▶ [Dataset extract]:
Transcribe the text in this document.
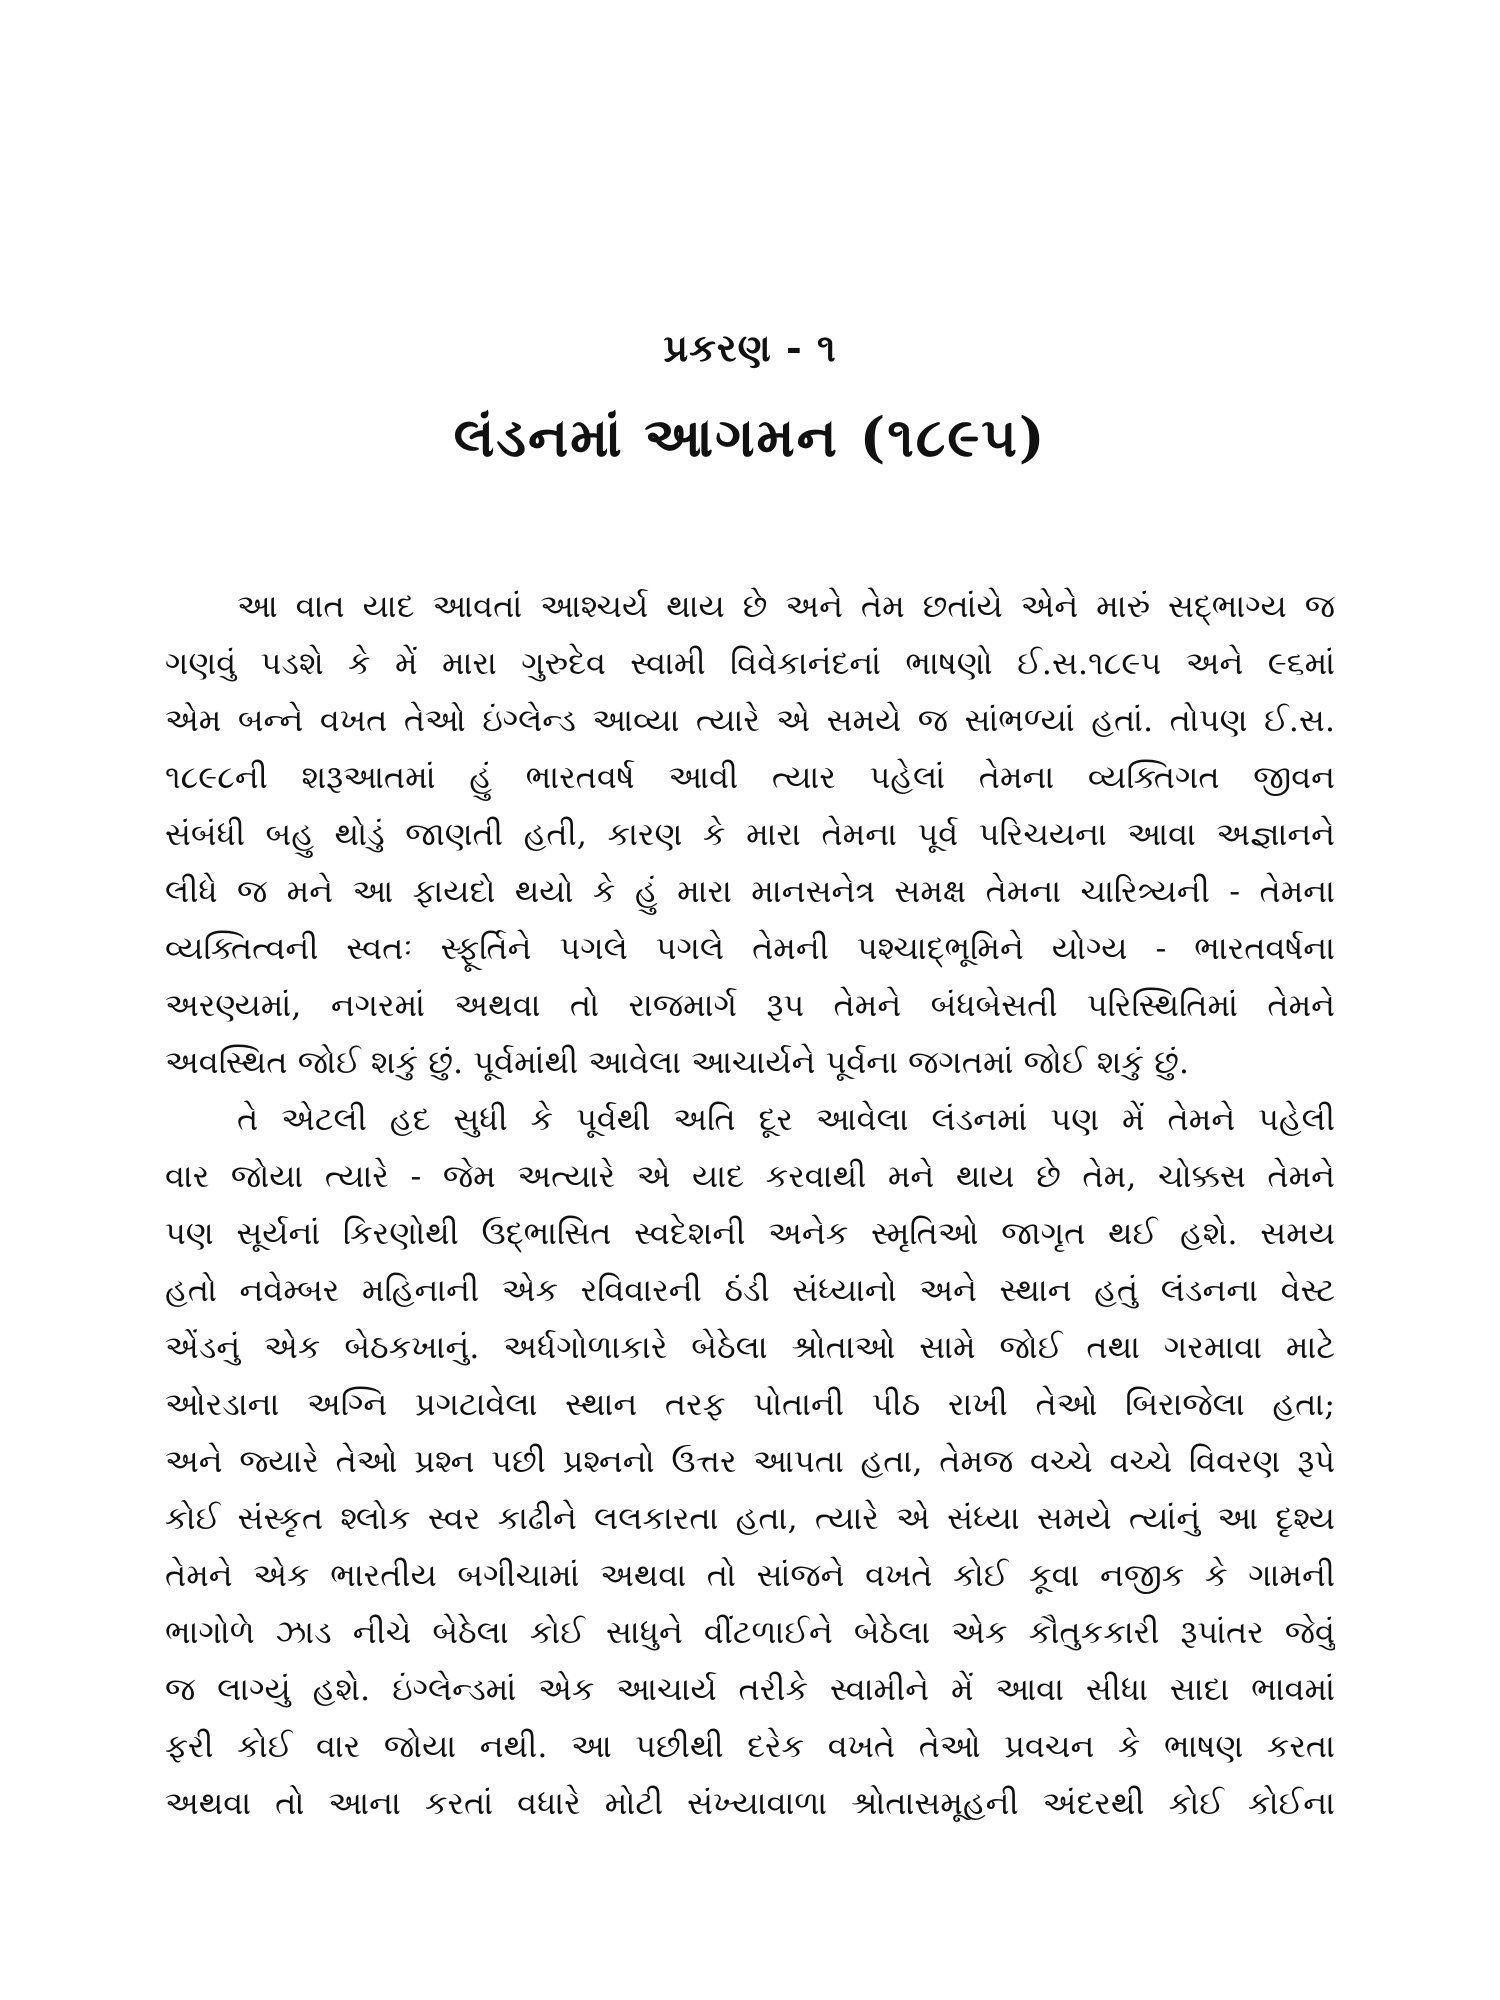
પ્રકરણ - ૧
લંડનમાં આગમન (૧૮૯૫)
આ વાત યાદ આવતાં આશ્ચર્ય થાય છે અને તેમ છતાંયે એને મારું સદ્ભાગ્ય જ
ગણવું પડશે કે મેં મારા ગુરુદેવ સ્વામી વિવેકાનંદનાં ભાષણો ઈ.સ.૧૮૯૫ અને ૯૬માં
એમ બન્ને વખત તેઓ ઇંગ્લેન્ડ આવ્યા ત્યારે એ સમયે જ સાંભળ્યાં હતાં. તોપણ ઈ.સ.
૧૮૯૮ની શરૂઆતમાં હું ભારતવર્ષ આવી ત્યાર પહેલાં તેમના વ્યક્તિગત જીવન
સંબંધી બહુ થોડું જાણતી હતી, કારણ કે મારા તેમના પૂર્વ પરિચયના આવા અજ્ઞાનને
લીધે જ મને આ ફાયદો થયો કે હું મારા માનસનેત્ર સમક્ષ તેમના ચારિત્ર્યની - તેમના
વ્યક્તિત્વની સ્વતઃ સ્ફૂર્તિને પગલે પગલે તેમની પશ્ચાદ્ભૂમિને યોગ્ય - ભારતવર્ષના
અરણ્યમાં, નગરમાં અથવા તો રાજમાર્ગ રૂપ તેમને બંધબેસતી પરિસ્થિતિમાં તેમને
અવસ્થિત જોઈ શકું છું. પૂર્વમાંથી આવેલા આચાર્યને પૂર્વના જગતમાં જોઈ શકું છું.
તે એટલી હદ સુધી કે પૂર્વથી અતિ દૂર આવેલા લંડનમાં પણ મેં તેમને પહેલી
વાર જોયા ત્યારે - જેમ અત્યારે એ યાદ કરવાથી મને થાય છે તેમ, ચોક્કસ તેમને
પણ સૂર્યનાં કિરણોથી ઉદ્ભાસિત સ્વદેશની અનેક સ્મૃતિઓ જાગૃત થઈ હશે. સમય
હતો નવેમ્બર મહિનાની એક રવિવારની ઠંડી સંધ્યાનો અને સ્થાન હતું લંડનના વેસ્ટ
એંડનું એક બેઠકખાનું. અર્ધગોળાકારે બેઠેલા શ્રોતાઓ સામે જોઈ તથા ગરમાવા માટે
ઓરડાના અગ્નિ પ્રગટાવેલા સ્થાન તરફ પોતાની પીઠ રાખી તેઓ બિરાજેલા હતા;
અને જ્યારે તેઓ પ્રશ્ન પછી પ્રશ્નનો ઉત્તર આપતા હતા, તેમજ વચ્ચે વચ્ચે વિવરણ રૂપે
કોઈ સંસ્કૃત શ્લોક સ્વર કાઢીને લલકારતા હતા, ત્યારે એ સંધ્યા સમયે ત્યાંનું આ દૃશ્ય
તેમને એક ભારતીય બગીચામાં અથવા તો સાંજને વખતે કોઈ કૂવા નજીક કે ગામની
ભાગોળે ઝાડ નીચે બેઠેલા કોઈ સાધુને વીંટળાઈને બેઠેલા એક કૌતુકકારી રૂપાંતર જેવું
જ લાગ્યું હશે. ઇંગ્લેન્ડમાં એક આચાર્ય તરીકે સ્વામીને મેં આવા સીધા સાદા ભાવમાં
ફરી કોઈ વાર જોયા નથી. આ પછીથી દરેક વખતે તેઓ પ્રવચન કે ભાષણ કરતા
અથવા તો આના કરતાં વધારે મોટી સંખ્યાવાળા શ્રોતાસમૂહની અંદરથી કોઈ કોઈના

▶ [Task brief]: Reproduce the data above in full, exactly as it is, with the pictures left out.

▶ [Task result]:
Transcribe the text in this document.
પ્રકરણ - ૧
લંડનમાં આગમન (૧૮૯૫)
આ વાત યાદ આવતાં આશ્ચર્ય થાય છે અને તેમ છતાંયે એને મારું સદ્ભાગ્ય જ
ગણવું પડશે કે મેં મારા ગુરુદેવ સ્વામી વિવેકાનંદનાં ભાષણો ઈ.સ.૧૮૯૫ અને ૯૬માં
એમ બન્ને વખત તેઓ ઇંગ્લેન્ડ આવ્યા ત્યારે એ સમયે જ સાંભળ્યાં હતાં. તોપણ ઈ.સ.
૧૮૯૮ની શરૂઆતમાં હું ભારતવર્ષ આવી ત્યાર પહેલાં તેમના વ્યક્તિગત જીવન
સંબંધી બહુ થોડું જાણતી હતી, કારણ કે મારા તેમના પૂર્વ પરિચયના આવા અજ્ઞાનને
લીધે જ મને આ ફાયદો થયો કે હું મારા માનસનેત્ર સમક્ષ તેમના ચારિત્ર્યની - તેમના
વ્યક્તિત્વની સ્વતઃ સ્ફૂર્તિને પગલે પગલે તેમની પશ્ચાદ્ભૂમિને યોગ્ય - ભારતવર્ષના
અરણ્યમાં, નગરમાં અથવા તો રાજમાર્ગ રૂપ તેમને બંધબેસતી પરિસ્થિતિમાં તેમને
અવસ્થિત જોઈ શકું છું. પૂર્વમાંથી આવેલા આચાર્યને પૂર્વના જગતમાં જોઈ શકું છું.
તે એટલી હદ સુધી કે પૂર્વથી અતિ દૂર આવેલા લંડનમાં પણ મેં તેમને પહેલી
વાર જોયા ત્યારે - જેમ અત્યારે એ યાદ કરવાથી મને થાય છે તેમ, ચોક્કસ તેમને
પણ સૂર્યનાં કિરણોથી ઉદ્ભાસિત સ્વદેશની અનેક સ્મૃતિઓ જાગૃત થઈ હશે. સમય
હતો નવેમ્બર મહિનાની એક રવિવારની ઠંડી સંધ્યાનો અને સ્થાન હતું લંડનના વેસ્ટ
એંડનું એક બેઠકખાનું. અર્ધગોળાકારે બેઠેલા શ્રોતાઓ સામે જોઈ તથા ગરમાવા માટે
ઓરડાના અગ્નિ પ્રગટાવેલા સ્થાન તરફ પોતાની પીઠ રાખી તેઓ બિરાજેલા હતા;
અને જ્યારે તેઓ પ્રશ્ન પછી પ્રશ્નનો ઉત્તર આપતા હતા, તેમજ વચ્ચે વચ્ચે વિવરણ રૂપે
કોઈ સંસ્કૃત શ્લોક સ્વર કાઢીને લલકારતા હતા, ત્યારે એ સંધ્યા સમયે ત્યાંનું આ દૃશ્ય
તેમને એક ભારતીય બગીચામાં અથવા તો સાંજને વખતે કોઈ કૂવા નજીક કે ગામની
ભાગોળે ઝાડ નીચે બેઠેલા કોઈ સાધુને વીંટળાઈને બેઠેલા એક કૌતુકકારી રૂપાંતર જેવું
જ લાગ્યું હશે. ઇંગ્લેન્ડમાં એક આચાર્ય તરીકે સ્વામીને મેં આવા સીધા સાદા ભાવમાં
ફરી કોઈ વાર જોયા નથી. આ પછીથી દરેક વખતે તેઓ પ્રવચન કે ભાષણ કરતા
અથવા તો આના કરતાં વધારે મોટી સંખ્યાવાળા શ્રોતાસમૂહની અંદરથી કોઈ કોઈના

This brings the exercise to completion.